TEXTO DE ORIGEM:
Quando lá chegámos, o restaurante estava lotado, pouco passava das 20.00. Eu e a minha companhia, sem reserva, pensámos desistir, mas fomos aconselhados a esperar. Em boa hora. Passados 15 minutos, começou a debandada. 

No tempo em que o Bairro Alto era um território lisboeta, frequentado por portugueses, 20.30 era a hora a que os restaurantes começavam a encher. Mas isso era antigamente, quando no Adamastor residia outra Camponesa e o preço da habitação em Lisboa não comia mais de 80 por cento do salário médio. 

Hoje em dia, quem manda nos horários e nas rendas são turistas e expats — e come quem quer, paga quem pode. Na sala, nessa noite, podiam só estrangeiros, tudo a mastigar receituário português — este firme e melhor do que noutros tempos. 

Apesar do cozinheiro executivo ser um irlandês, Gareth Storey, o menu era André Magalhães vintage. Ainda que quase sempre ausente, o chef e gastrónomo é a cara e a carta do novo projecto do trio à frente desta Antiga Camponesa, o mesmo que fez da Taberna da Rua das Flores um sucesso, e onde também entram os sócios do costume, Bárbara Cameira e Tiago Alves. 

As diferenças para a Taberna, a cinco minutos dali, estão sobretudo nisto. Se na Taberna passou a haver um menu estável de pratinhos para partilhar, aqui manda o que está em forma no mercado e nos fornecedores habituais do grupo; e manda — ainda mais — essa máquina de expelir e reinventar receitas que é a cabeça de André Magalhães. 

Cozinhar com as estações não é um exercício fácil, pelo que muitos dos que enchem a boca com a “sazonalidade” acabam por tropeçar num ou noutro tomate em Dezembro, num ou noutro morango em Janeiro — ou então nunca conseguem consistência. Não será o caso da Antiga Camponesa.

Neste jantar, a carta podia ser um excerto queirosiano, a varrer o continente e as ilhas, com nota artística aplaudida pelo abade Custódio. Alguns exemplos. Mexilhões com manteiga de chouriço. Cogumelos Língua de Vaca [é o nome dos cogumelos] de fricassé. Barrica de atum curada com molho de vilão. Lagartos de porco alentejano com salada de favas. Silarcas à Gomes de Sá. 

Do que se provou, tudo bem feito e saboroso, com destaque para a elegância do fricassé, para o contraste da acidez do molho de vilão com a gordura do tunídeo, para a delicadeza das favinhas (descascadas, tenríssimas) que acompanharam os lagartos e para a frescura da panqueca de acelgas e agriões, com o chèvre da Maçussa a espevitar tudo.  

Sublinhar ainda a ostra que arrancou a refeição, de calibre intermédio, gorda e fresca como poucas, e o clássico azeite da colheita da família de Magalhães, instalada na povoação de Carlão, em Trás-os-Montes, mais suave do que os transmontanos típicos, equilibrado e belíssimo.

TAREFAS A REALIZAR:
a: Responda com base no texto:
(i) Qual é o nome e a nacionalidade do cozinheiro executivo?
(ii) Em que povoação está instalada a família de Magalhães que produz o azeite?
(iii) A que distância da Antiga Camponesa fica a Taberna?
b: Transcreva, por favor, o trecho do texto que começa em "Quando lá chegámos, o" e continua até "que noutros tempos.".

LISTAGEM DE DADOS:
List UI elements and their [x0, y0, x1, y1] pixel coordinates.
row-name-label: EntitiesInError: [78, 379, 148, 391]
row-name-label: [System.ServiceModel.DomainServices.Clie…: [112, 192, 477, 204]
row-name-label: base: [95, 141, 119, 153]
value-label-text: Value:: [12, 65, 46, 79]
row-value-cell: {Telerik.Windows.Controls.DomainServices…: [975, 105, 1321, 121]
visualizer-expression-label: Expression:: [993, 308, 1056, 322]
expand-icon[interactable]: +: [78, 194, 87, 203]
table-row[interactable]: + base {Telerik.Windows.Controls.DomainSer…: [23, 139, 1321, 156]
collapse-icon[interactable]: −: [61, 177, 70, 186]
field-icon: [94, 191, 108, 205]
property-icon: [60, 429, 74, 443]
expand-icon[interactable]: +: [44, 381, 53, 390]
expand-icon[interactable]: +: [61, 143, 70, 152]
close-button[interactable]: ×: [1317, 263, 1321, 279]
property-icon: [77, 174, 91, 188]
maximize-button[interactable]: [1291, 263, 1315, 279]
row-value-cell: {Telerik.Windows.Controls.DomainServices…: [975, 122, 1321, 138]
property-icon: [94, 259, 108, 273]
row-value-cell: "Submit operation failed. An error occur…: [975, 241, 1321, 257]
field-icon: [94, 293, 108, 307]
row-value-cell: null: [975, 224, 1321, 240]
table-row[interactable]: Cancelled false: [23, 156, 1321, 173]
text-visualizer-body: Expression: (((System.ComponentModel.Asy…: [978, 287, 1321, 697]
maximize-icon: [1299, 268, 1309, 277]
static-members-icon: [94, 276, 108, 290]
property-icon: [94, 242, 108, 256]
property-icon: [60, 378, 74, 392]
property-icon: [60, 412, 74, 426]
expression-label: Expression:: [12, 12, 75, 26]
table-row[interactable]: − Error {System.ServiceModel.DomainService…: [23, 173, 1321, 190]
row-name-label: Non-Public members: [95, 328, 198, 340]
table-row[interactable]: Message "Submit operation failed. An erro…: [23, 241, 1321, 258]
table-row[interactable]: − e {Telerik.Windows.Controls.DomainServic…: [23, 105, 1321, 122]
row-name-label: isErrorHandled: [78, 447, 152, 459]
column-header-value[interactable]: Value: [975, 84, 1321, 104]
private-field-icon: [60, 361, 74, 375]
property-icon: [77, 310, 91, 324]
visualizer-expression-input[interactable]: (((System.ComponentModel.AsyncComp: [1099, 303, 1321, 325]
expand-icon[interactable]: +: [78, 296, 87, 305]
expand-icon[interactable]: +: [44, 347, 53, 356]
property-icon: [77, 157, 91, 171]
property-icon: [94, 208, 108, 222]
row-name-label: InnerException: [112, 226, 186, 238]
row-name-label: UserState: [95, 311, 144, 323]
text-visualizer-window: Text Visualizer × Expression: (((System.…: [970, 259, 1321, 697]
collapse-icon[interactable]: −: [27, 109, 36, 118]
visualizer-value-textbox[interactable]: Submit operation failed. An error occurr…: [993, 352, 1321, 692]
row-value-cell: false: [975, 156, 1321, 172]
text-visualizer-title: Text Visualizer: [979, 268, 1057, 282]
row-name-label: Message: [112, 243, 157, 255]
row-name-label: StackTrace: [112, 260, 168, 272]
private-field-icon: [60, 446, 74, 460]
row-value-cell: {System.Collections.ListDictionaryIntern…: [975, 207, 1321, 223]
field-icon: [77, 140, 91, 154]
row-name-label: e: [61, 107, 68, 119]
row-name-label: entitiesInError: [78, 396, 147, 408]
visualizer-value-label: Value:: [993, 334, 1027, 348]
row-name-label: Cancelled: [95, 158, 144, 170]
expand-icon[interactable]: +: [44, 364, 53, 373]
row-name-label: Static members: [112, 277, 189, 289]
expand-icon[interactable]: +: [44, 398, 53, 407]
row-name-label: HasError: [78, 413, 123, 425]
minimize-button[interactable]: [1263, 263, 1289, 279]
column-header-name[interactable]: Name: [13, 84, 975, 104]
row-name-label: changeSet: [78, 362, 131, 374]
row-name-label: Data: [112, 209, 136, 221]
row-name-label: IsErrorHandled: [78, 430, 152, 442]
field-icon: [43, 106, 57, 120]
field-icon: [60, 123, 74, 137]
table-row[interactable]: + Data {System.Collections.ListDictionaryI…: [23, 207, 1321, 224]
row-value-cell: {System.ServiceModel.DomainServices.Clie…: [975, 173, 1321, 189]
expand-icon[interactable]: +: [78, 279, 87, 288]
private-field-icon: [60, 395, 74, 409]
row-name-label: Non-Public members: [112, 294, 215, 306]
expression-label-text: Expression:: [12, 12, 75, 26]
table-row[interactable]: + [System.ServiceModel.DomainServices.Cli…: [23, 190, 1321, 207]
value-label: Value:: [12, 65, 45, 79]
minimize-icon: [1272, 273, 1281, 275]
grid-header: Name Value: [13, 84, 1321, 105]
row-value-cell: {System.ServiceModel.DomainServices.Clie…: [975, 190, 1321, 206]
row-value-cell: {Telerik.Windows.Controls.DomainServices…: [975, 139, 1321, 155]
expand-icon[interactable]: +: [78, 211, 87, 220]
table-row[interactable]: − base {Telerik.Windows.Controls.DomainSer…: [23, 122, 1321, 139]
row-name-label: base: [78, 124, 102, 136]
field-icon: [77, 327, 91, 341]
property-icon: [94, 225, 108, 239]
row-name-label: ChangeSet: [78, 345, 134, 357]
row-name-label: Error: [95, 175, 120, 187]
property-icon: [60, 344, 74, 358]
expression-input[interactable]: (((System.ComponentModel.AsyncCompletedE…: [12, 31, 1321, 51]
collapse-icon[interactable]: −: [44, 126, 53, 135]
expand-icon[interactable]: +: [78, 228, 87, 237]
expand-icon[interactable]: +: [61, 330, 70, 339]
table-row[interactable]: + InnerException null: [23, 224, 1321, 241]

RESOLUÇÃO DAS TAREFAS:
a:
(i) Gareth Storey, irlandês.
(ii) Em Carlão, em Trás-os-Montes.
(iii) A cinco minutos dali.

b:
Quando lá chegámos, o restaurante estava lotado, pouco passava das 20.00. Eu e a minha companhia, sem reserva, pensámos desistir, mas fomos aconselhados a esperar. Em boa hora. Passados 15 minutos, começou a debandada. 

No tempo em que o Bairro Alto era um território lisboeta, frequentado por portugueses, 20.30 era a hora a que os restaurantes começavam a encher. Mas isso era antigamente, quando no Adamastor residia outra Camponesa e o preço da habitação em Lisboa não comia mais de 80 por cento do salário médio. 

Hoje em dia, quem manda nos horários e nas rendas são turistas e expats — e come quem quer, paga quem pode. Na sala, nessa noite, podiam só estrangeiros, tudo a mastigar receituário português — este firme e melhor do que noutros tempos.